### EXERCISE DIRECTIONS
Your task is to copy every line of the entries that contains "with".

### AVAILABLE DATA
■ ■ ■ ■ ■
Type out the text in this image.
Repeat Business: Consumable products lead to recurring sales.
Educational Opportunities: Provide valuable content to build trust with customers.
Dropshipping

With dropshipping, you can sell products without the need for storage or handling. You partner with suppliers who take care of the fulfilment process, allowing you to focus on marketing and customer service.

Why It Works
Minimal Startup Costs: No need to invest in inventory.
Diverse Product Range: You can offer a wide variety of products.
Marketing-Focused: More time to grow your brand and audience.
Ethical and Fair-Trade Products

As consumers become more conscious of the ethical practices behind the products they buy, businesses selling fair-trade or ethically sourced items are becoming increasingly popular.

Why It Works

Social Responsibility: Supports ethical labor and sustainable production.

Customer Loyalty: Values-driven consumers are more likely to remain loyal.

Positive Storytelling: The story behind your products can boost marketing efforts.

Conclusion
■ ■ ■ ■ ■
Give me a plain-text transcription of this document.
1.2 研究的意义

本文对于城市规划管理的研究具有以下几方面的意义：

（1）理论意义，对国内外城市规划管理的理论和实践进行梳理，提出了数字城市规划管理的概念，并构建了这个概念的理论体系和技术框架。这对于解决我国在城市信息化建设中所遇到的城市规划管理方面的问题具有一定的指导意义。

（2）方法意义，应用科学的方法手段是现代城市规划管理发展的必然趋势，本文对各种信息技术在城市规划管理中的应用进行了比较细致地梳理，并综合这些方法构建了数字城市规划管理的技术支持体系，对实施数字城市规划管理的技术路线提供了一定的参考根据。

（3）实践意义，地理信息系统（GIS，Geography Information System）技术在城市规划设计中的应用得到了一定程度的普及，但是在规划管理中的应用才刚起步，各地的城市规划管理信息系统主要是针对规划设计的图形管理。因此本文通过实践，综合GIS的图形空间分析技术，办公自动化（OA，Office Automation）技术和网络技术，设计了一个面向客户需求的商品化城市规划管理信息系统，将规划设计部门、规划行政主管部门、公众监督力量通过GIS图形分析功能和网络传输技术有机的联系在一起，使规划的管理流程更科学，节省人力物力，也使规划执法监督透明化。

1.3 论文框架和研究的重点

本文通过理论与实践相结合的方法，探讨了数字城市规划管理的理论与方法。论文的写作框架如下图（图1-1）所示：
■ ■ ■ ■ ■
### EXPECTED OUTPUT
Educational Opportunities: Provide valuable content to build trust with customers.
With dropshipping, you can sell products without the need for storage or handling. You partner with suppliers who take care of the fulfilment process, allowing you to focus on marketing and customer service.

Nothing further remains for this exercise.